Is there a Better Approach? One way to find out!
Call NCP Today at
1-800-351-5111 and
Let Our Vast Network of Professionals Help You!
As with most asset protection techniques, equity
stripping works best when it is done in a "quiet period" in advance of any creditor claims (i.e., the transaction
is "old and cold" by the time the creditor comes knocking
at the door). However, there are some ways -- albeit with more
expense and risk -- to make this work in the face of creditor
attack.
Spousal Stripping
This is the most common technique; it is also
the worst. Here, you simply quit-claim over to your spouse your
interest in the property.
Advantage: Cheapest
way to do this.
Disadvantage: Most
creditor attorneys are knowledgeable of this technique, and
look for it.
Disadvantage: You
spouse may divorce you, leaving you with no interest.
Disadvantage: A
court may consider this to be a fraudulent transfer and just
ignore it.
A letter we received which illustrates the pitfalls
of spousal stripping:
Can you give me a little advice?
A quitclaim deed was signed, signing the house
over to my wife to avoid a support lien. Now we are divorcing
and she wants me out of HER house.
I would rather have a lien on the house than
have no house but I don't want to go to jail for signing the
house to her to avoid the support lien.
Thank you.
[name withheld to protect privacy of correspondent]
Uncontrolled Bank Stripping
Taking a (first or second) loan from a bank
is the easiest and most common way to equity-strip property.

• [THE DATA]:
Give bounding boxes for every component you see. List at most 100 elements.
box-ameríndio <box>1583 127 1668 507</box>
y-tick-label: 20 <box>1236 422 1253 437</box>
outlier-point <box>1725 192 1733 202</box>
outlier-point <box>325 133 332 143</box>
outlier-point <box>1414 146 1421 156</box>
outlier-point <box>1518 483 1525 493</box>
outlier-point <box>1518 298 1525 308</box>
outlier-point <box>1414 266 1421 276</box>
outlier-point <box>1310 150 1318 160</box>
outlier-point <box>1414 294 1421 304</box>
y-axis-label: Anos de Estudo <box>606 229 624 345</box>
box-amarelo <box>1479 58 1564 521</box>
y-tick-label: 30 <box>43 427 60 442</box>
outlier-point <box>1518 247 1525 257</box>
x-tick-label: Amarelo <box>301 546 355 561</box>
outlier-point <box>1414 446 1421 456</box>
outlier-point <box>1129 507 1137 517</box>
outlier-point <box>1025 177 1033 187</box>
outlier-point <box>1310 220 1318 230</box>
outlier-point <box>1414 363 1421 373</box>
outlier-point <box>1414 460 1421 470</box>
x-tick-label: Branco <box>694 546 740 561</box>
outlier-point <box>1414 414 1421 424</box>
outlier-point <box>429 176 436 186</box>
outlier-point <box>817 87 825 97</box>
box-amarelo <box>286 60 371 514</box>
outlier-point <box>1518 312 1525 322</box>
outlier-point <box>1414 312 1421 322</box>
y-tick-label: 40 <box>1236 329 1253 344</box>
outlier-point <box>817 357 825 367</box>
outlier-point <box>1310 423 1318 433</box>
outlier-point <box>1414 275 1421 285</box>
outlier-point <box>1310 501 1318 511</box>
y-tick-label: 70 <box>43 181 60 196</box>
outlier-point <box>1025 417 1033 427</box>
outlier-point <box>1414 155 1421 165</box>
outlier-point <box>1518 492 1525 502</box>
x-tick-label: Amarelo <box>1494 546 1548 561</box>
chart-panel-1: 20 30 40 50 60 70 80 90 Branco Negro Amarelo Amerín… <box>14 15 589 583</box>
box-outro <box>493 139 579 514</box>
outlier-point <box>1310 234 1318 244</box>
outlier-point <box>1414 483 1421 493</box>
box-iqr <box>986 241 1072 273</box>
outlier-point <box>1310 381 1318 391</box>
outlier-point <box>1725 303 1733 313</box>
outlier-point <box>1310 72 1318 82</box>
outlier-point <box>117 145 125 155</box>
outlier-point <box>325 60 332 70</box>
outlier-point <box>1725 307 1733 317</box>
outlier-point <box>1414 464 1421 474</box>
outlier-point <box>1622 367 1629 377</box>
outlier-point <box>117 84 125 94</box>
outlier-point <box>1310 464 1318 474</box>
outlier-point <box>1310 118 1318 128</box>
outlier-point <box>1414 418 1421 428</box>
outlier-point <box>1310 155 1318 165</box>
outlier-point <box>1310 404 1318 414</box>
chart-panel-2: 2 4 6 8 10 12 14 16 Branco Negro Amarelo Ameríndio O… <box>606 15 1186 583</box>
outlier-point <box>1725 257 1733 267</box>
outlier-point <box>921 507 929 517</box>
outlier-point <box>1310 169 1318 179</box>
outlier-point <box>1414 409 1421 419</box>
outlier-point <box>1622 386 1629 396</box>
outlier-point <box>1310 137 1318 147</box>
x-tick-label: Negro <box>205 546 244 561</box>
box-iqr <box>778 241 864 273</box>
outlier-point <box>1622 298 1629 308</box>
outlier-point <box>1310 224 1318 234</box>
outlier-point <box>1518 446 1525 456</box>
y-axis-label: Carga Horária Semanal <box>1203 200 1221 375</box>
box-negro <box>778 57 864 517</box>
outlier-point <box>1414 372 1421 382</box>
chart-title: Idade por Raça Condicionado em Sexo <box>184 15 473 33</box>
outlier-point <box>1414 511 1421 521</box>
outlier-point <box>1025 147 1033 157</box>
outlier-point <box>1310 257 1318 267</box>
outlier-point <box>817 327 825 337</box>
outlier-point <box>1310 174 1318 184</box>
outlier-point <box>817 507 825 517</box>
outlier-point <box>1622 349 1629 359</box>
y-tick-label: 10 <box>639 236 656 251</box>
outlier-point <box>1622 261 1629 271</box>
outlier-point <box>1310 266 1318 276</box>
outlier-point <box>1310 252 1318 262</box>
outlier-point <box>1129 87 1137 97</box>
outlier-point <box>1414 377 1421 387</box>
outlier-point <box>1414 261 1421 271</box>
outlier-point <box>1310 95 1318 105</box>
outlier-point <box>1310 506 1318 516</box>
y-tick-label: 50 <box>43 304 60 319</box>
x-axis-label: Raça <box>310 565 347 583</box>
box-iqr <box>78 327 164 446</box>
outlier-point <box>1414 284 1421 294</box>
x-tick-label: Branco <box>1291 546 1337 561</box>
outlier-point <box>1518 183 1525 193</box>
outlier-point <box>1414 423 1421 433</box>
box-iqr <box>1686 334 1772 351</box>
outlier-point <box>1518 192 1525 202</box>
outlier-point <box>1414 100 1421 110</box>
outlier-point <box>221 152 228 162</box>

• [TASK TO COMPLETE]: Can you write out everything in the equity stripping passage from "As with most" down to "to do this.", substituting "claimant" for "creditor"? The rows aren't needed for this.

• [TASK ANSWER]:
As with most asset protection techniques, equity
stripping works best when it is done in a "quiet period" in advance of any claimant claims (i.e., the transaction
is "old and cold" by the time the claimant comes knocking
at the door). However, there are some ways -- albeit with more
expense and risk -- to make this work in the face of claimant
attack.
Spousal Stripping
This is the most common technique; it is also
the worst. Here, you simply quit-claim over to your spouse your
interest in the property.
Advantage: Cheapest
way to do this.